* **Request**: Set down each entry exactly as given; pictures should not appear in the copy.

[begin Given entries]

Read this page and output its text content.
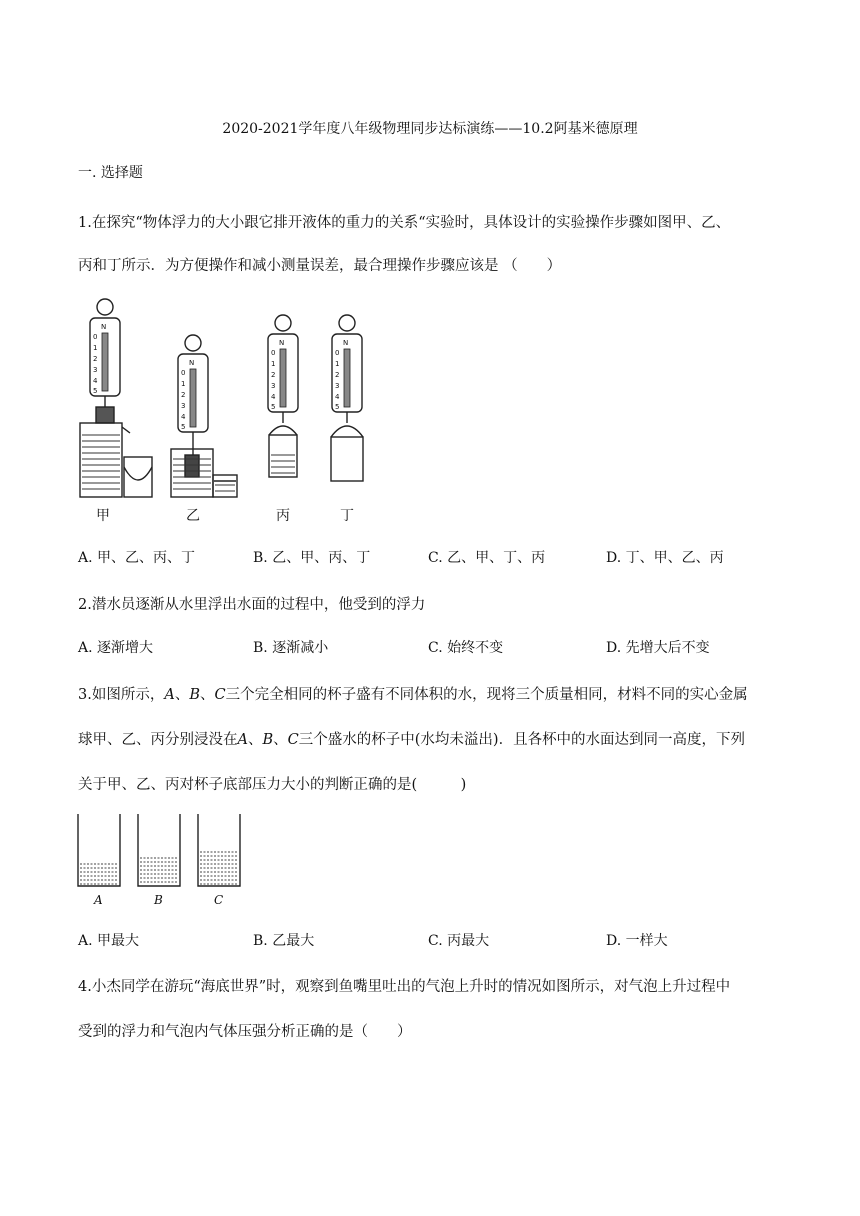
2020-2021学年度八年级物理同步达标演练——10.2阿基米德原理
一. 选择题
1.在探究“物体浮力的大小跟它排开液体的重力的关系“实验时，具体设计的实验操作步骤如图甲、乙、
丙和丁所示．为方便操作和减小测量误差，最合理操作步骤应该是 （　　）
N
N
N	N
0
1
2
3
4
5
0
1
2
3
4
5
0
1
2
3
4
5
0
1
2
3
4
5
甲	乙	丙	丁
A. 甲、乙、丙、丁	B. 乙、甲、丙、丁	C. 乙、甲、丁、丙	D. 丁、甲、乙、丙
2.潜水员逐渐从水里浮出水面的过程中，他受到的浮力
A. 逐渐增大	B. 逐渐减小	C. 始终不变	D. 先增大后不变
3.如图所示，A、B、C三个完全相同的杯子盛有不同体积的水，现将三个质量相同，材料不同的实心金属
球甲、乙、丙分别浸没在A、B、C三个盛水的杯子中(水均未溢出)．且各杯中的水面达到同一高度，下列
关于甲、乙、丙对杯子底部压力大小的判断正确的是(　　　)
A	B	C
A. 甲最大	B. 乙最大	C. 丙最大	D. 一样大
4.小杰同学在游玩“海底世界”时，观察到鱼嘴里吐出的气泡上升时的情况如图所示，对气泡上升过程中
受到的浮力和气泡内气体压强分析正确的是（　　）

[end Given entries]

* **Result below**:
Read this page and output its text content.
2020-2021学年度八年级物理同步达标演练——10.2阿基米德原理
一. 选择题
1.在探究“物体浮力的大小跟它排开液体的重力的关系“实验时，具体设计的实验操作步骤如图甲、乙、
丙和丁所示．为方便操作和减小测量误差，最合理操作步骤应该是 （　　）
N
N
N	N
0
1
2
3
4
5
0
1
2
3
4
5
0
1
2
3
4
5
0
1
2
3
4
5
甲	乙	丙	丁
A. 甲、乙、丙、丁	B. 乙、甲、丙、丁	C. 乙、甲、丁、丙	D. 丁、甲、乙、丙
2.潜水员逐渐从水里浮出水面的过程中，他受到的浮力
A. 逐渐增大	B. 逐渐减小	C. 始终不变	D. 先增大后不变
3.如图所示，A、B、C三个完全相同的杯子盛有不同体积的水，现将三个质量相同，材料不同的实心金属
球甲、乙、丙分别浸没在A、B、C三个盛水的杯子中(水均未溢出)．且各杯中的水面达到同一高度，下列
关于甲、乙、丙对杯子底部压力大小的判断正确的是(　　　)
A	B	C
A. 甲最大	B. 乙最大	C. 丙最大	D. 一样大
4.小杰同学在游玩“海底世界”时，观察到鱼嘴里吐出的气泡上升时的情况如图所示，对气泡上升过程中
受到的浮力和气泡内气体压强分析正确的是（　　）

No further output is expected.